--- begin SUPPLIED DATA ---

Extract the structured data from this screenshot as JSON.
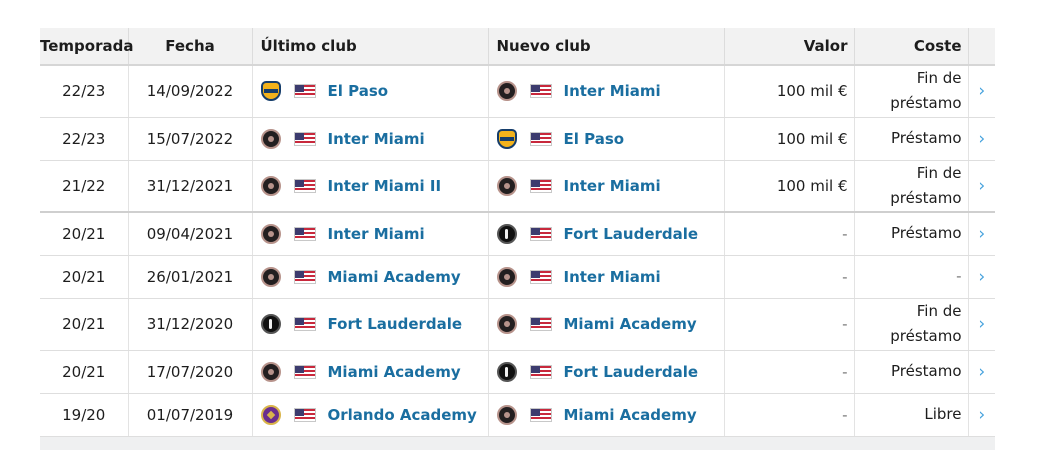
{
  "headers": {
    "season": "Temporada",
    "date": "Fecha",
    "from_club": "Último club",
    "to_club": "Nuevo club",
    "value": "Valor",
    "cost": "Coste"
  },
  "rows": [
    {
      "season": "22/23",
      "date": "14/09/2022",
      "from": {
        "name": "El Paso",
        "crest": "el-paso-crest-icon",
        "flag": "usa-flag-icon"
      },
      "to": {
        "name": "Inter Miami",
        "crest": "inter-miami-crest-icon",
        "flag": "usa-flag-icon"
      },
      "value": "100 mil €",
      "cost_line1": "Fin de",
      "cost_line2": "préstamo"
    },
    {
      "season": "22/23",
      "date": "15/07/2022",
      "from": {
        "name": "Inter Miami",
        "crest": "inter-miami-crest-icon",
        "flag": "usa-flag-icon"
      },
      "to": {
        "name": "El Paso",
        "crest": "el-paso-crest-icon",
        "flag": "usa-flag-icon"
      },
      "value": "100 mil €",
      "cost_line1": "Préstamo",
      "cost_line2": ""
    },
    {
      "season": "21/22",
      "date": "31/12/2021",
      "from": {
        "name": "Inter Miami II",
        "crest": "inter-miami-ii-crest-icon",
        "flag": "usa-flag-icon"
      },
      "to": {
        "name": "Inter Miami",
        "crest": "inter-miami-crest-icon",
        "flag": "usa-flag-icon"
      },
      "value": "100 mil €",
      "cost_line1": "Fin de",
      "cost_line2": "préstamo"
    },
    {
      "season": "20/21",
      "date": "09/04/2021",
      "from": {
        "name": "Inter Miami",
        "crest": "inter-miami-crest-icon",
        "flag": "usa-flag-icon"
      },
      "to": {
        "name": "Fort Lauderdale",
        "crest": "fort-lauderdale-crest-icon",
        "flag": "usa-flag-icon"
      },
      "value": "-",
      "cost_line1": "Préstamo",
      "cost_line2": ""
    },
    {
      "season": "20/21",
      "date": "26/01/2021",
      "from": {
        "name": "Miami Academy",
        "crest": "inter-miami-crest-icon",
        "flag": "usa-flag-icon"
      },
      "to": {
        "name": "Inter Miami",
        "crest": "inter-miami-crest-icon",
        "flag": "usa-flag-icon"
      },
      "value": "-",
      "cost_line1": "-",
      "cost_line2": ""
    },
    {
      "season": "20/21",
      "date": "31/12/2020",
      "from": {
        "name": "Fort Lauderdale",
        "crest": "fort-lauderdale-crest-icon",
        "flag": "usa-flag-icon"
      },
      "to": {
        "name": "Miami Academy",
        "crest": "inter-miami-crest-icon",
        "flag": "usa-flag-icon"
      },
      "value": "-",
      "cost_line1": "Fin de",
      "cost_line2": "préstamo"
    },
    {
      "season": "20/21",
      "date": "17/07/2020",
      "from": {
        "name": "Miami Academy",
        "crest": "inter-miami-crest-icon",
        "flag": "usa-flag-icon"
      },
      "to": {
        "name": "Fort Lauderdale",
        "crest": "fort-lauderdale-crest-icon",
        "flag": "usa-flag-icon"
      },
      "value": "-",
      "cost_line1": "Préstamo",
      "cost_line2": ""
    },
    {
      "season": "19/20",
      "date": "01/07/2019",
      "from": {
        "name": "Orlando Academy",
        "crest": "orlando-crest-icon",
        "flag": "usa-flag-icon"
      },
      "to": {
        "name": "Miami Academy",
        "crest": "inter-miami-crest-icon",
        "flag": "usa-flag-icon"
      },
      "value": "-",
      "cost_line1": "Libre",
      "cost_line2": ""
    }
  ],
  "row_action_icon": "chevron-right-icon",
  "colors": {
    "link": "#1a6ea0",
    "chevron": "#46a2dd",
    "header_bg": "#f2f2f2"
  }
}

--- end SUPPLIED DATA ---

YOUR INSTRUCTIONS: Skip the pictures and print each record exactly as it stands.

THE RESPONSE:
Extract the structured data from this screenshot as JSON.
{
  "headers": {
    "season": "Temporada",
    "date": "Fecha",
    "from_club": "Último club",
    "to_club": "Nuevo club",
    "value": "Valor",
    "cost": "Coste"
  },
  "rows": [
    {
      "season": "22/23",
      "date": "14/09/2022",
      "from": {
        "name": "El Paso",
        "crest": "el-paso-crest-icon",
        "flag": "usa-flag-icon"
      },
      "to": {
        "name": "Inter Miami",
        "crest": "inter-miami-crest-icon",
        "flag": "usa-flag-icon"
      },
      "value": "100 mil €",
      "cost_line1": "Fin de",
      "cost_line2": "préstamo"
    },
    {
      "season": "22/23",
      "date": "15/07/2022",
      "from": {
        "name": "Inter Miami",
        "crest": "inter-miami-crest-icon",
        "flag": "usa-flag-icon"
      },
      "to": {
        "name": "El Paso",
        "crest": "el-paso-crest-icon",
        "flag": "usa-flag-icon"
      },
      "value": "100 mil €",
      "cost_line1": "Préstamo",
      "cost_line2": ""
    },
    {
      "season": "21/22",
      "date": "31/12/2021",
      "from": {
        "name": "Inter Miami II",
        "crest": "inter-miami-ii-crest-icon",
        "flag": "usa-flag-icon"
      },
      "to": {
        "name": "Inter Miami",
        "crest": "inter-miami-crest-icon",
        "flag": "usa-flag-icon"
      },
      "value": "100 mil €",
      "cost_line1": "Fin de",
      "cost_line2": "préstamo"
    },
    {
      "season": "20/21",
      "date": "09/04/2021",
      "from": {
        "name": "Inter Miami",
        "crest": "inter-miami-crest-icon",
        "flag": "usa-flag-icon"
      },
      "to": {
        "name": "Fort Lauderdale",
        "crest": "fort-lauderdale-crest-icon",
        "flag": "usa-flag-icon"
      },
      "value": "-",
      "cost_line1": "Préstamo",
      "cost_line2": ""
    },
    {
      "season": "20/21",
      "date": "26/01/2021",
      "from": {
        "name": "Miami Academy",
        "crest": "inter-miami-crest-icon",
        "flag": "usa-flag-icon"
      },
      "to": {
        "name": "Inter Miami",
        "crest": "inter-miami-crest-icon",
        "flag": "usa-flag-icon"
      },
      "value": "-",
      "cost_line1": "-",
      "cost_line2": ""
    },
    {
      "season": "20/21",
      "date": "31/12/2020",
      "from": {
        "name": "Fort Lauderdale",
        "crest": "fort-lauderdale-crest-icon",
        "flag": "usa-flag-icon"
      },
      "to": {
        "name": "Miami Academy",
        "crest": "inter-miami-crest-icon",
        "flag": "usa-flag-icon"
      },
      "value": "-",
      "cost_line1": "Fin de",
      "cost_line2": "préstamo"
    },
    {
      "season": "20/21",
      "date": "17/07/2020",
      "from": {
        "name": "Miami Academy",
        "crest": "inter-miami-crest-icon",
        "flag": "usa-flag-icon"
      },
      "to": {
        "name": "Fort Lauderdale",
        "crest": "fort-lauderdale-crest-icon",
        "flag": "usa-flag-icon"
      },
      "value": "-",
      "cost_line1": "Préstamo",
      "cost_line2": ""
    },
    {
      "season": "19/20",
      "date": "01/07/2019",
      "from": {
        "name": "Orlando Academy",
        "crest": "orlando-crest-icon",
        "flag": "usa-flag-icon"
      },
      "to": {
        "name": "Miami Academy",
        "crest": "inter-miami-crest-icon",
        "flag": "usa-flag-icon"
      },
      "value": "-",
      "cost_line1": "Libre",
      "cost_line2": ""
    }
  ],
  "row_action_icon": "chevron-right-icon",
  "colors": {
    "link": "#1a6ea0",
    "chevron": "#46a2dd",
    "header_bg": "#f2f2f2"
  }
}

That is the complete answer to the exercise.